■ **Items listed in a dataset**:
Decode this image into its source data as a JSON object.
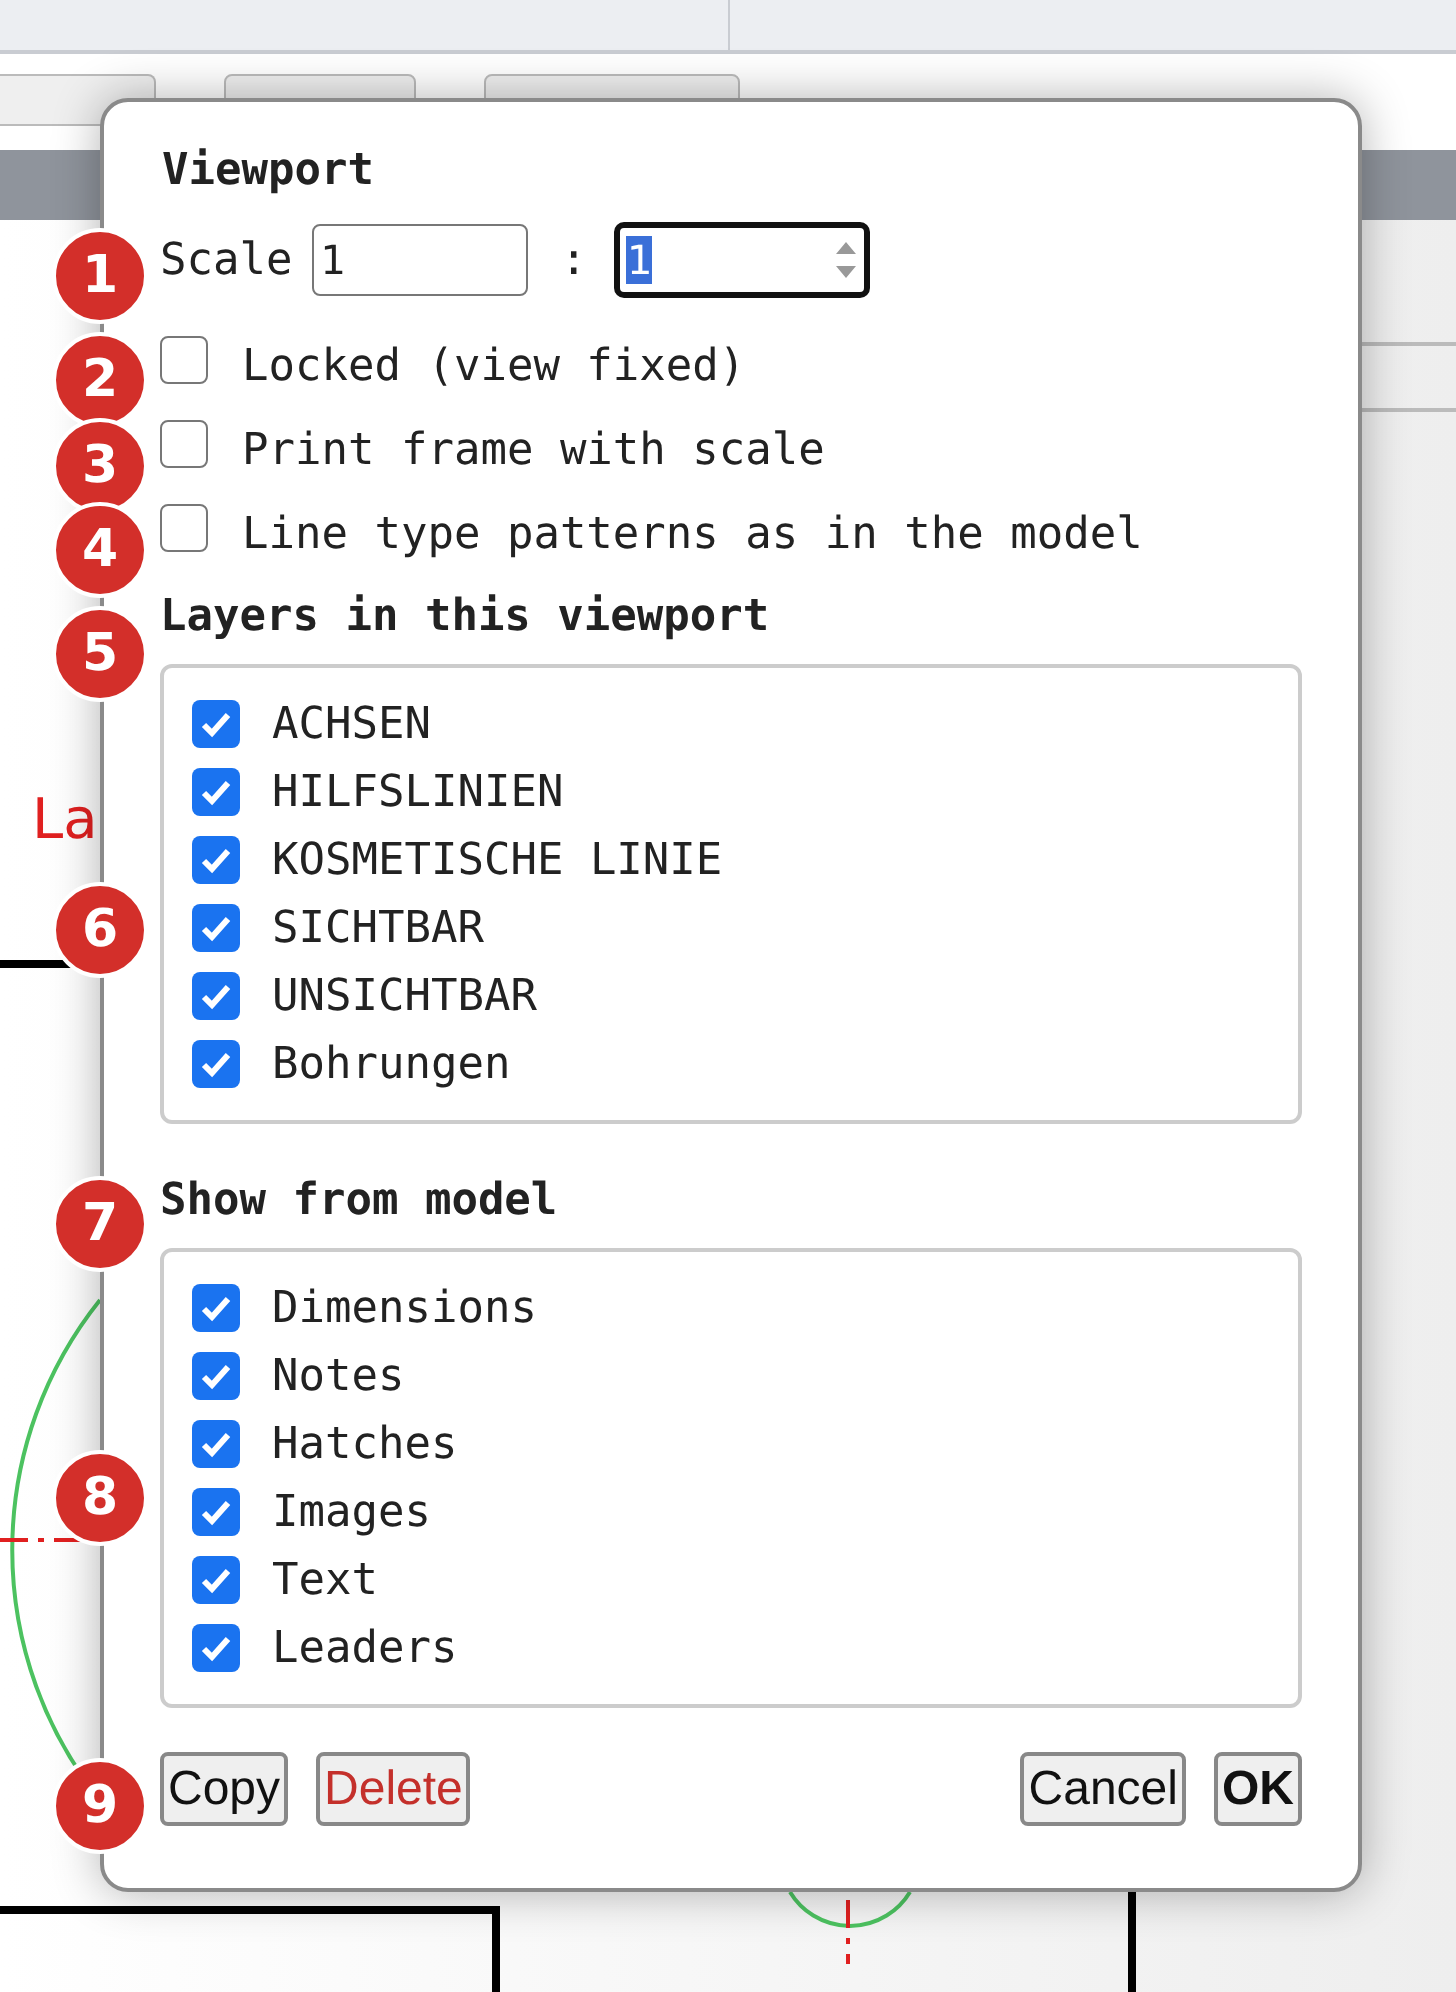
{
  "background": {
    "drawing_label": "La"
  },
  "dialog": {
    "title": "Viewport",
    "scale": {
      "label": "Scale",
      "numerator": "1",
      "separator": ":",
      "denominator": "1",
      "denominator_focused": true
    },
    "options": [
      {
        "label": "Locked (view fixed)",
        "checked": false
      },
      {
        "label": "Print frame with scale",
        "checked": false
      },
      {
        "label": "Line type patterns as in the model",
        "checked": false
      }
    ],
    "layers": {
      "title": "Layers in this viewport",
      "items": [
        {
          "label": "ACHSEN",
          "checked": true
        },
        {
          "label": "HILFSLINIEN",
          "checked": true
        },
        {
          "label": "KOSMETISCHE LINIE",
          "checked": true
        },
        {
          "label": "SICHTBAR",
          "checked": true
        },
        {
          "label": "UNSICHTBAR",
          "checked": true
        },
        {
          "label": "Bohrungen",
          "checked": true
        }
      ]
    },
    "show_from_model": {
      "title": "Show from model",
      "items": [
        {
          "label": "Dimensions",
          "checked": true
        },
        {
          "label": "Notes",
          "checked": true
        },
        {
          "label": "Hatches",
          "checked": true
        },
        {
          "label": "Images",
          "checked": true
        },
        {
          "label": "Text",
          "checked": true
        },
        {
          "label": "Leaders",
          "checked": true
        }
      ]
    },
    "buttons": [
      {
        "label": "Copy",
        "kind": "normal"
      },
      {
        "label": "Delete",
        "kind": "danger"
      },
      {
        "label": "Cancel",
        "kind": "normal"
      },
      {
        "label": "OK",
        "kind": "default"
      }
    ]
  },
  "markers": [
    "1",
    "2",
    "3",
    "4",
    "5",
    "6",
    "7",
    "8",
    "9"
  ]
}
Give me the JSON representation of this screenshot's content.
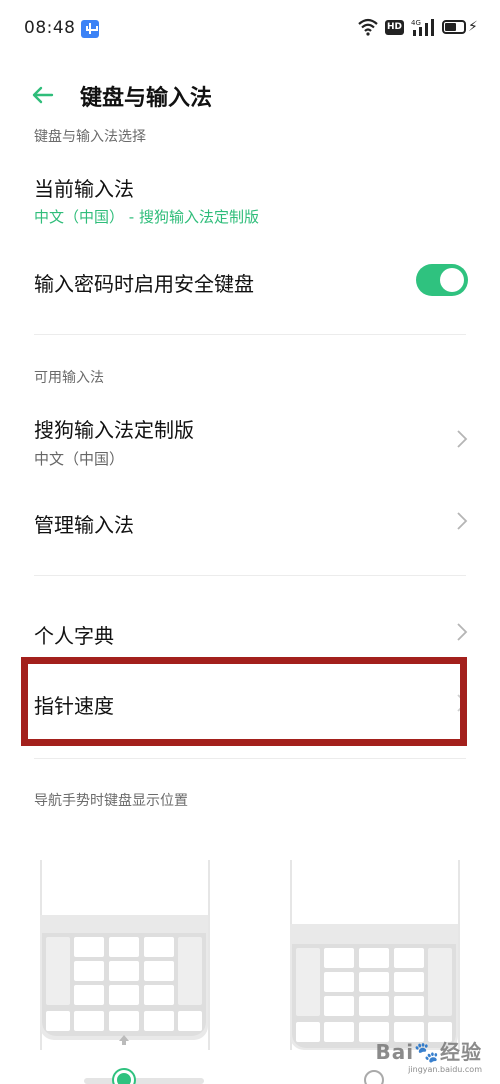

■ **OBJECTIVE**: Print all of the entries word for word. Skip any images they contain.

■ **THE RESULT**:
Decode this image into its source data as a JSON object.
{
  "background": {
    "drawing_label": "La"
  },
  "dialog": {
    "title": "Viewport",
    "scale": {
      "label": "Scale",
      "numerator": "1",
      "separator": ":",
      "denominator": "1",
      "denominator_focused": true
    },
    "options": [
      {
        "label": "Locked (view fixed)",
        "checked": false
      },
      {
        "label": "Print frame with scale",
        "checked": false
      },
      {
        "label": "Line type patterns as in the model",
        "checked": false
      }
    ],
    "layers": {
      "title": "Layers in this viewport",
      "items": [
        {
          "label": "ACHSEN",
          "checked": true
        },
        {
          "label": "HILFSLINIEN",
          "checked": true
        },
        {
          "label": "KOSMETISCHE LINIE",
          "checked": true
        },
        {
          "label": "SICHTBAR",
          "checked": true
        },
        {
          "label": "UNSICHTBAR",
          "checked": true
        },
        {
          "label": "Bohrungen",
          "checked": true
        }
      ]
    },
    "show_from_model": {
      "title": "Show from model",
      "items": [
        {
          "label": "Dimensions",
          "checked": true
        },
        {
          "label": "Notes",
          "checked": true
        },
        {
          "label": "Hatches",
          "checked": true
        },
        {
          "label": "Images",
          "checked": true
        },
        {
          "label": "Text",
          "checked": true
        },
        {
          "label": "Leaders",
          "checked": true
        }
      ]
    },
    "buttons": [
      {
        "label": "Copy",
        "kind": "normal"
      },
      {
        "label": "Delete",
        "kind": "danger"
      },
      {
        "label": "Cancel",
        "kind": "normal"
      },
      {
        "label": "OK",
        "kind": "default"
      }
    ]
  },
  "markers": [
    "1",
    "2",
    "3",
    "4",
    "5",
    "6",
    "7",
    "8",
    "9"
  ]
}
Give me the JSON representation of this screenshot's content.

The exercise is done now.